[Records drawn from a dataset]
_____
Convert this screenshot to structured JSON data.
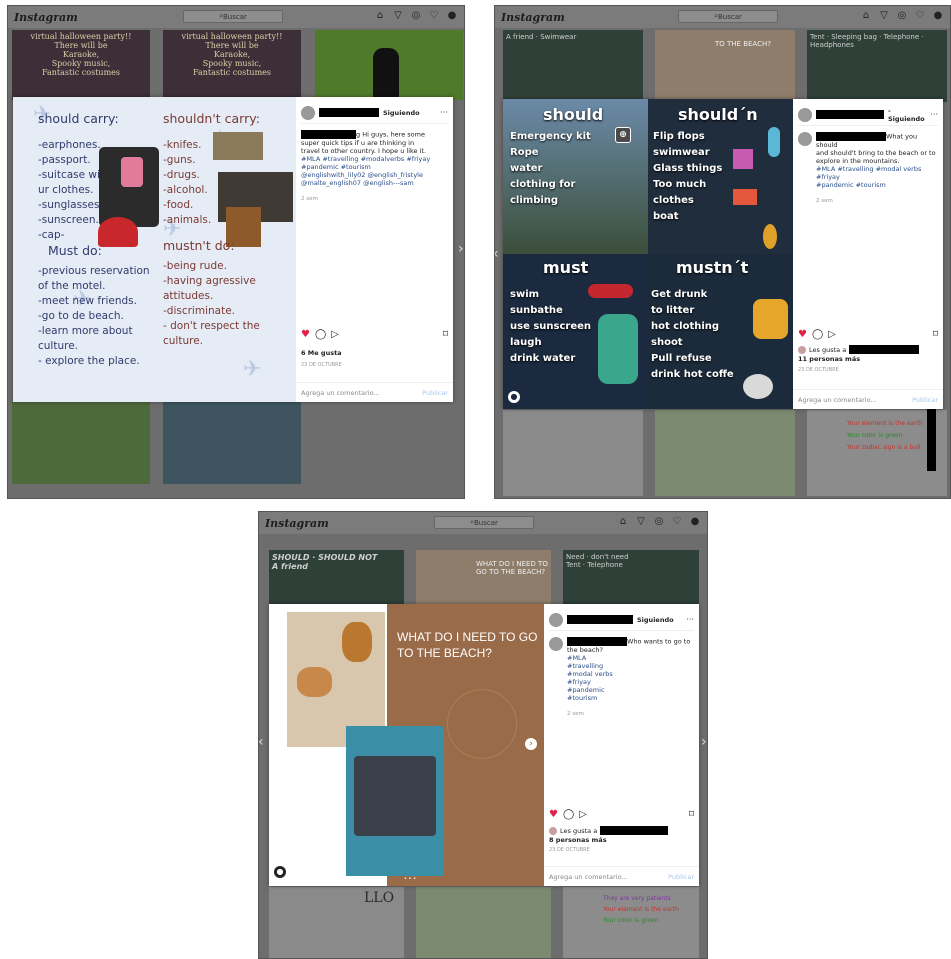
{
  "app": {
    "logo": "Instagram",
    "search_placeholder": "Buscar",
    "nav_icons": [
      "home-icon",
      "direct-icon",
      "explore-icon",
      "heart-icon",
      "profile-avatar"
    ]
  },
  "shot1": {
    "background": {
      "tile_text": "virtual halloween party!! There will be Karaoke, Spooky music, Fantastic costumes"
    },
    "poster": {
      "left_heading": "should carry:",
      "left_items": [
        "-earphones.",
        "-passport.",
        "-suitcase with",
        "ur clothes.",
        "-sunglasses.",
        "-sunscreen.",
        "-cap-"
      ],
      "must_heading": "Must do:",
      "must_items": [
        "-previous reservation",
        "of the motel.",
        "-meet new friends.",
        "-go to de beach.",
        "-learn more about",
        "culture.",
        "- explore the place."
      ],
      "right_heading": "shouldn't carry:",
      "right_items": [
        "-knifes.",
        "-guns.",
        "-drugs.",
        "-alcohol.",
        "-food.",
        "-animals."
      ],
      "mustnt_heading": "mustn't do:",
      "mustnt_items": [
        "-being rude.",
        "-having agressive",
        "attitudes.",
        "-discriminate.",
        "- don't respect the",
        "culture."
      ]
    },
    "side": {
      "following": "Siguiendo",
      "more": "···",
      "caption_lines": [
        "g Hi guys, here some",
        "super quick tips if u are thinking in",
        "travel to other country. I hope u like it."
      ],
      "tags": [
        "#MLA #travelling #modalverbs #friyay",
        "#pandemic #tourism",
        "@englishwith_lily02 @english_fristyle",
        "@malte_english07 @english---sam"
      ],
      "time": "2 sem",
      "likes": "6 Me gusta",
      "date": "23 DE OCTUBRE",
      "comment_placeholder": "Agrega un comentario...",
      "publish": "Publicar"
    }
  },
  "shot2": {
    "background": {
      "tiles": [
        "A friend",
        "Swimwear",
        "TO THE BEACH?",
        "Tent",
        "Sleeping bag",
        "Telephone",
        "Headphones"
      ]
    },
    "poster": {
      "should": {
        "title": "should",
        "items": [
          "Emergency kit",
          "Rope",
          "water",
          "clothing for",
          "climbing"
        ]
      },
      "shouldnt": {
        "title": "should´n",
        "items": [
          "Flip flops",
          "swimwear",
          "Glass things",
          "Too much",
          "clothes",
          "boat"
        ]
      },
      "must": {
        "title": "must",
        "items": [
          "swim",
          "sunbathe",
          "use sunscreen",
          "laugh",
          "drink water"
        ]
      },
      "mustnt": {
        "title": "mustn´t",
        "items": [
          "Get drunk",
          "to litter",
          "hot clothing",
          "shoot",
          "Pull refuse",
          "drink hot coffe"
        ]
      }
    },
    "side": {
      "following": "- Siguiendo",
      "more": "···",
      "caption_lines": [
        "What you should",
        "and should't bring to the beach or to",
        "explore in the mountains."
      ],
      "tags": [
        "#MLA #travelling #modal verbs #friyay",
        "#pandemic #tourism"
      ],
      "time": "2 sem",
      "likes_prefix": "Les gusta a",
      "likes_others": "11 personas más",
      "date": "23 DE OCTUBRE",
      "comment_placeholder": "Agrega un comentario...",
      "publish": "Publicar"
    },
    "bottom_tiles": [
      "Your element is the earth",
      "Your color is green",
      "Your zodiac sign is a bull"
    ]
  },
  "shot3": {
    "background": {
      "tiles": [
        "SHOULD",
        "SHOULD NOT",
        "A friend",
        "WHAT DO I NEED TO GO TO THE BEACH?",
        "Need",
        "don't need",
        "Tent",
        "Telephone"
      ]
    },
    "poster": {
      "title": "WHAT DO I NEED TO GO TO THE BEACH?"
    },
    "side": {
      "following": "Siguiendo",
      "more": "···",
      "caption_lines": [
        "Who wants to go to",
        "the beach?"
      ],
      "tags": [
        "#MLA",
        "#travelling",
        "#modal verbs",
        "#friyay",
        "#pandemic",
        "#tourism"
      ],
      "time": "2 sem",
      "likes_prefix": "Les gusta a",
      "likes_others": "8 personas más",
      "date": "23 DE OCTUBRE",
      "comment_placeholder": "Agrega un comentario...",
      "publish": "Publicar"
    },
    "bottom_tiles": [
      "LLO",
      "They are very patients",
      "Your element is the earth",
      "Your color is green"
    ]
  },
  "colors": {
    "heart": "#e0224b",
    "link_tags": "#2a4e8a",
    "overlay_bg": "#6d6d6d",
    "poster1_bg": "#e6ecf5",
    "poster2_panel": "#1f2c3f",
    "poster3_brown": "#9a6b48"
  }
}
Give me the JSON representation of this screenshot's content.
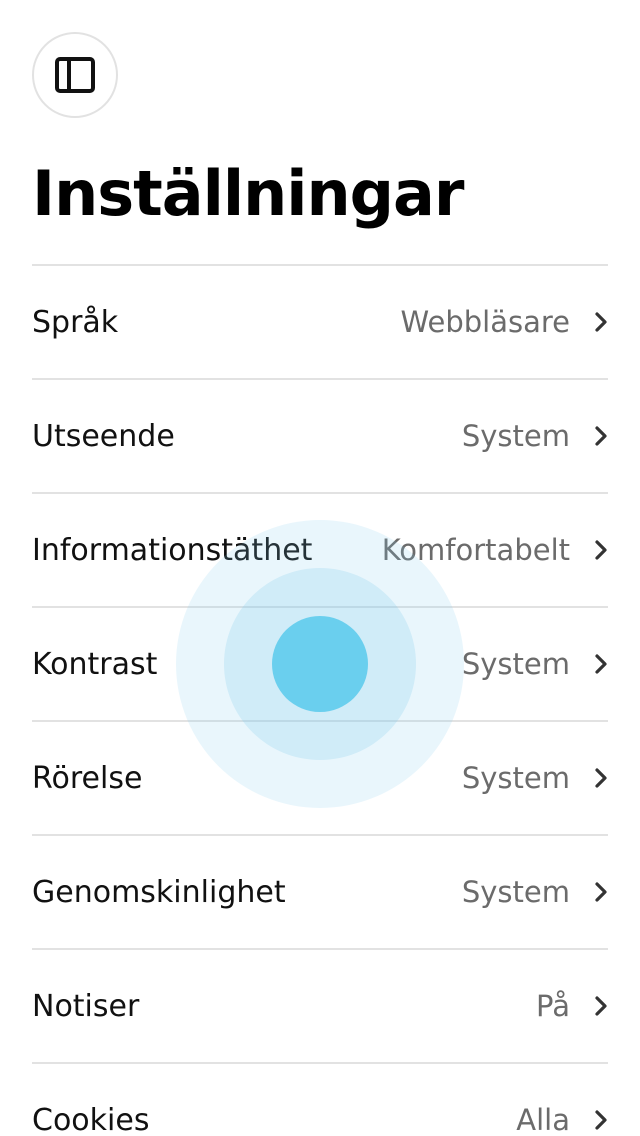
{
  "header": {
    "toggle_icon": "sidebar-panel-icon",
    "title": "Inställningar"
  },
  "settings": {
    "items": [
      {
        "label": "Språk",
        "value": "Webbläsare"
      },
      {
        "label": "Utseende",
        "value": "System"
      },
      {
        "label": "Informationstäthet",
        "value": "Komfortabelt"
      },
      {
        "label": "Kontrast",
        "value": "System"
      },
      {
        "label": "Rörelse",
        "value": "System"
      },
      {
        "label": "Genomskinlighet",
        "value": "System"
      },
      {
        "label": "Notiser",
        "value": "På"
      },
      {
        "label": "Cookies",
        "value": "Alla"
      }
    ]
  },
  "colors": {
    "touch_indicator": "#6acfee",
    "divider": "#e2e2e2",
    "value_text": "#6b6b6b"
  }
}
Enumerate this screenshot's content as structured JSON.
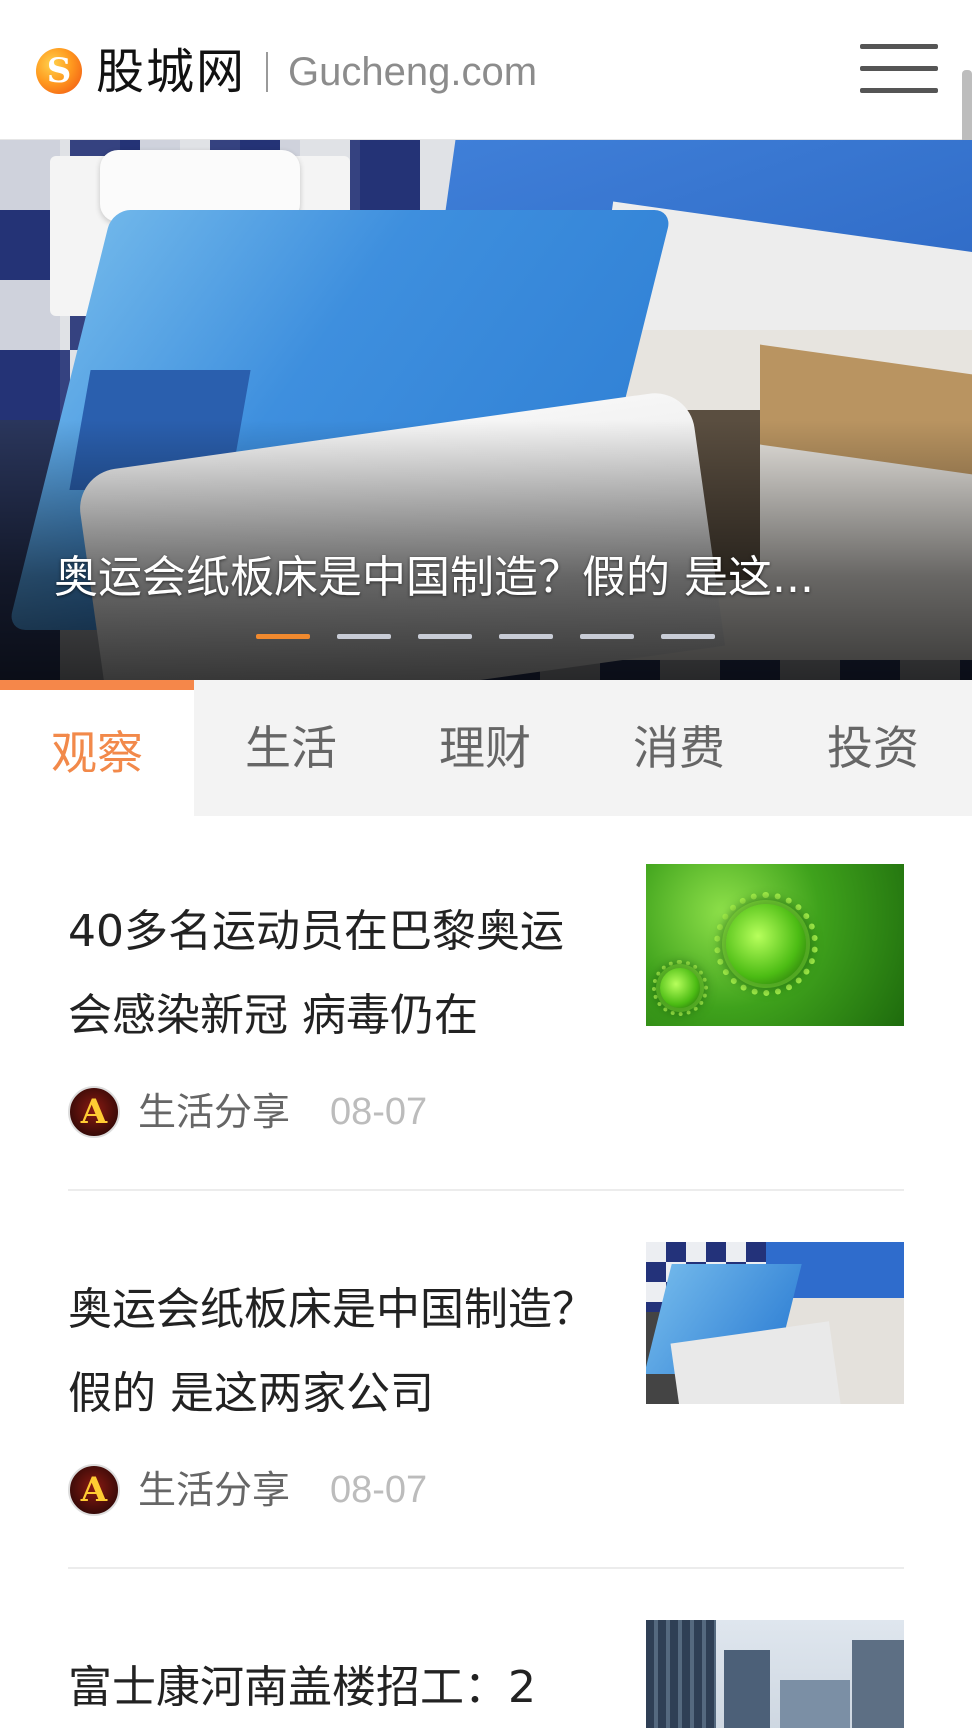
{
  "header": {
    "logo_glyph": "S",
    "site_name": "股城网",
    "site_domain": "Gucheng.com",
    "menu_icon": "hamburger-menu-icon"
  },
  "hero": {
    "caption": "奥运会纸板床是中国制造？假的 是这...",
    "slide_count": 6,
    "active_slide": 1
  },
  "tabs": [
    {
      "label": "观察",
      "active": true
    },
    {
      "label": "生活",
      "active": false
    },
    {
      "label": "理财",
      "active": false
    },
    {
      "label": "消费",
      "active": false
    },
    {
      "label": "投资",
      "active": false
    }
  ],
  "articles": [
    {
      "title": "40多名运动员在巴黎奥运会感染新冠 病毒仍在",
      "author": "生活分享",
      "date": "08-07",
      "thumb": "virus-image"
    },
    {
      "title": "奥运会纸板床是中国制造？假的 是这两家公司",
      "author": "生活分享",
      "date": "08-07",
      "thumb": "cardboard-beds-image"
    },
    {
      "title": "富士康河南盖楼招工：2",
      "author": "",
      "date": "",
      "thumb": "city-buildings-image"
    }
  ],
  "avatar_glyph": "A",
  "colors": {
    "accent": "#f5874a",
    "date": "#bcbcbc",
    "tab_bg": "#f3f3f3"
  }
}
_____
What is the number of lines above that contain the string "green"? Answer with the number alone.

2